>> Begin Exercise material

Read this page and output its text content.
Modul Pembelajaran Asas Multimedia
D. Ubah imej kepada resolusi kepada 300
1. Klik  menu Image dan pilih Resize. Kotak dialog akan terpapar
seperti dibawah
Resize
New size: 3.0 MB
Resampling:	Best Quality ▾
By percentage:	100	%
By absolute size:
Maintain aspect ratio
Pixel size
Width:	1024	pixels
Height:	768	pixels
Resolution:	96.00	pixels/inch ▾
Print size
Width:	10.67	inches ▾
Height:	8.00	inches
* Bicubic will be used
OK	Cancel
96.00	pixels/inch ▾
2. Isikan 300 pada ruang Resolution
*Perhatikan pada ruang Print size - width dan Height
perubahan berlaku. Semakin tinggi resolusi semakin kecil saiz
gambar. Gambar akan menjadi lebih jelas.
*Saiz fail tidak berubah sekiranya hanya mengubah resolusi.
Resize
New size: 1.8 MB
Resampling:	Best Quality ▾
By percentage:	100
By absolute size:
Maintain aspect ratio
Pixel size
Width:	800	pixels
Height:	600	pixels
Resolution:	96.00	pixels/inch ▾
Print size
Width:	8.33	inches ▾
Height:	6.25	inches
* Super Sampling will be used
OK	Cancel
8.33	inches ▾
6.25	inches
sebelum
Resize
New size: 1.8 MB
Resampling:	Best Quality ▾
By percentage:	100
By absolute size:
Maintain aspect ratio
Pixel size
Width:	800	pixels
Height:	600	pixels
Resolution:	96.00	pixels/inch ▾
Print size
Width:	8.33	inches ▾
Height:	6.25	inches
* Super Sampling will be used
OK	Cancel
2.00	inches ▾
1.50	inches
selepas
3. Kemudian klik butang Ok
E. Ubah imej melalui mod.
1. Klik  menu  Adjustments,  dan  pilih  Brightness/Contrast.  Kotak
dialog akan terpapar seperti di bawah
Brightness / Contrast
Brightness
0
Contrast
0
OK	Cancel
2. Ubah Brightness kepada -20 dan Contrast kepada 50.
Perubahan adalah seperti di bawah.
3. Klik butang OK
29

>> End Exercise material

Reproduce all of the records exactly.

• _Full output_:
Read this page and output its text content.
Modul Pembelajaran Asas Multimedia
D. Ubah imej kepada resolusi kepada 300
1. Klik  menu Image dan pilih Resize. Kotak dialog akan terpapar
seperti dibawah
Resize
New size: 3.0 MB
Resampling:	Best Quality ▾
By percentage:	100	%
By absolute size:
Maintain aspect ratio
Pixel size
Width:	1024	pixels
Height:	768	pixels
Resolution:	96.00	pixels/inch ▾
Print size
Width:	10.67	inches ▾
Height:	8.00	inches
* Bicubic will be used
OK	Cancel
96.00	pixels/inch ▾
2. Isikan 300 pada ruang Resolution
*Perhatikan pada ruang Print size - width dan Height
perubahan berlaku. Semakin tinggi resolusi semakin kecil saiz
gambar. Gambar akan menjadi lebih jelas.
*Saiz fail tidak berubah sekiranya hanya mengubah resolusi.
Resize
New size: 1.8 MB
Resampling:	Best Quality ▾
By percentage:	100
By absolute size:
Maintain aspect ratio
Pixel size
Width:	800	pixels
Height:	600	pixels
Resolution:	96.00	pixels/inch ▾
Print size
Width:	8.33	inches ▾
Height:	6.25	inches
* Super Sampling will be used
OK	Cancel
8.33	inches ▾
6.25	inches
sebelum
Resize
New size: 1.8 MB
Resampling:	Best Quality ▾
By percentage:	100
By absolute size:
Maintain aspect ratio
Pixel size
Width:	800	pixels
Height:	600	pixels
Resolution:	96.00	pixels/inch ▾
Print size
Width:	8.33	inches ▾
Height:	6.25	inches
* Super Sampling will be used
OK	Cancel
2.00	inches ▾
1.50	inches
selepas
3. Kemudian klik butang Ok
E. Ubah imej melalui mod.
1. Klik  menu  Adjustments,  dan  pilih  Brightness/Contrast.  Kotak
dialog akan terpapar seperti di bawah
Brightness / Contrast
Brightness
0
Contrast
0
OK	Cancel
2. Ubah Brightness kepada -20 dan Contrast kepada 50.
Perubahan adalah seperti di bawah.
3. Klik butang OK
29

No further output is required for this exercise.